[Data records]

········

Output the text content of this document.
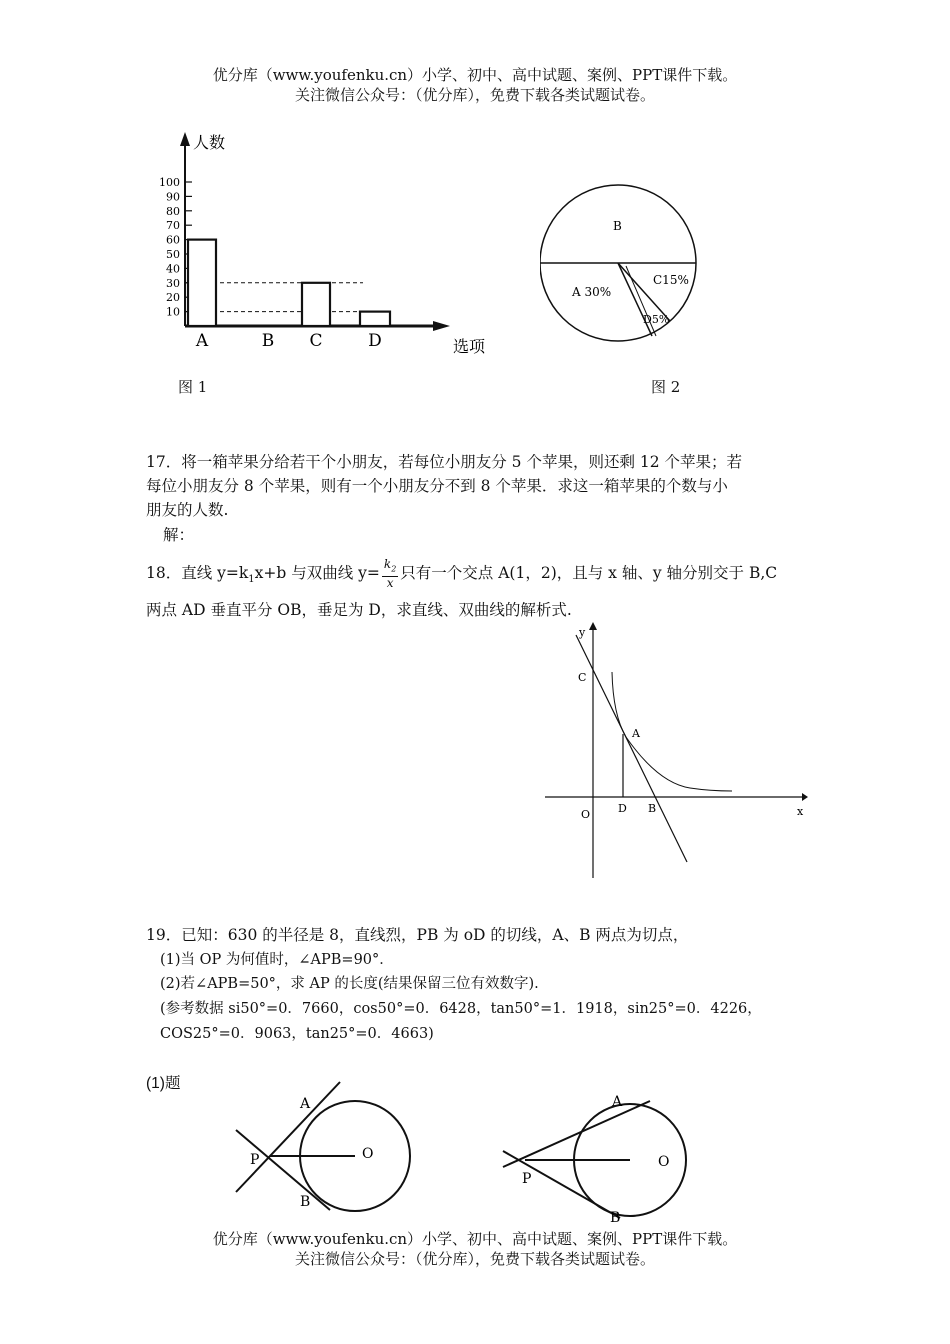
优分库（www.youfenku.cn）小学、初中、高中试题、案例、PPT课件下载。
关注微信公众号：（优分库），免费下载各类试题试卷。
10
20
30
40
50
60
70
80
90
100
A	B C	D
人数
选项
图 1
B
A 30%
C15%
D5%
图 2
17．将一箱苹果分给若干个小朋友，若每位小朋友分 5 个苹果，则还剩 12 个苹果；若
每位小朋友分 8 个苹果，则有一个小朋友分不到 8 个苹果．求这一箱苹果的个数与小
朋友的人数.
解：
18．直线 $y=k_1x+b$ 与双曲线 $y= \frac{k_2}{x}$ 只有一个交点 A(1，2)，且与 x 轴、y 轴分别交于 B,C
两点 AD 垂直平分 OB，垂足为 D，求直线、双曲线的解析式.
y
x
O
C
A
D B
19．已知：630 的半径是 8，直线烈，PB 为 oD 的切线，A、B 两点为切点，
(1)当 OP 为何值时，∠APB=90°．
(2)若∠APB=50°，求 AP 的长度(结果保留三位有效数字).
(参考数据 si50°=0．7660，cos50°=0．6428，tan50°=1．1918，sin25°=0．4226，
COS25°=0．9063，tan25°=0．4663)
(1)题
A
B
P	O
A
B
P
O
优分库（www.youfenku.cn）小学、初中、高中试题、案例、PPT课件下载。
关注微信公众号：（优分库），免费下载各类试题试卷。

········

Written instruction: Word for word, quote the full listing, omitting every picture.

Full response:
Output the text content of this document.
优分库（www.youfenku.cn）小学、初中、高中试题、案例、PPT课件下载。
关注微信公众号：（优分库），免费下载各类试题试卷。
10
20
30
40
50
60
70
80
90
100
A	B C	D
人数
选项
图 1
B
A 30%
C15%
D5%
图 2
17．将一箱苹果分给若干个小朋友，若每位小朋友分 5 个苹果，则还剩 12 个苹果；若
每位小朋友分 8 个苹果，则有一个小朋友分不到 8 个苹果．求这一箱苹果的个数与小
朋友的人数.
解：
18．直线 $y=k_1x+b$ 与双曲线 $y= \frac{k_2}{x}$ 只有一个交点 A(1，2)，且与 x 轴、y 轴分别交于 B,C
两点 AD 垂直平分 OB，垂足为 D，求直线、双曲线的解析式.
y
x
O
C
A
D B
19．已知：630 的半径是 8，直线烈，PB 为 oD 的切线，A、B 两点为切点，
(1)当 OP 为何值时，∠APB=90°．
(2)若∠APB=50°，求 AP 的长度(结果保留三位有效数字).
(参考数据 si50°=0．7660，cos50°=0．6428，tan50°=1．1918，sin25°=0．4226，
COS25°=0．9063，tan25°=0．4663)
(1)题
A
B
P	O
A
B
P
O
优分库（www.youfenku.cn）小学、初中、高中试题、案例、PPT课件下载。
关注微信公众号：（优分库），免费下载各类试题试卷。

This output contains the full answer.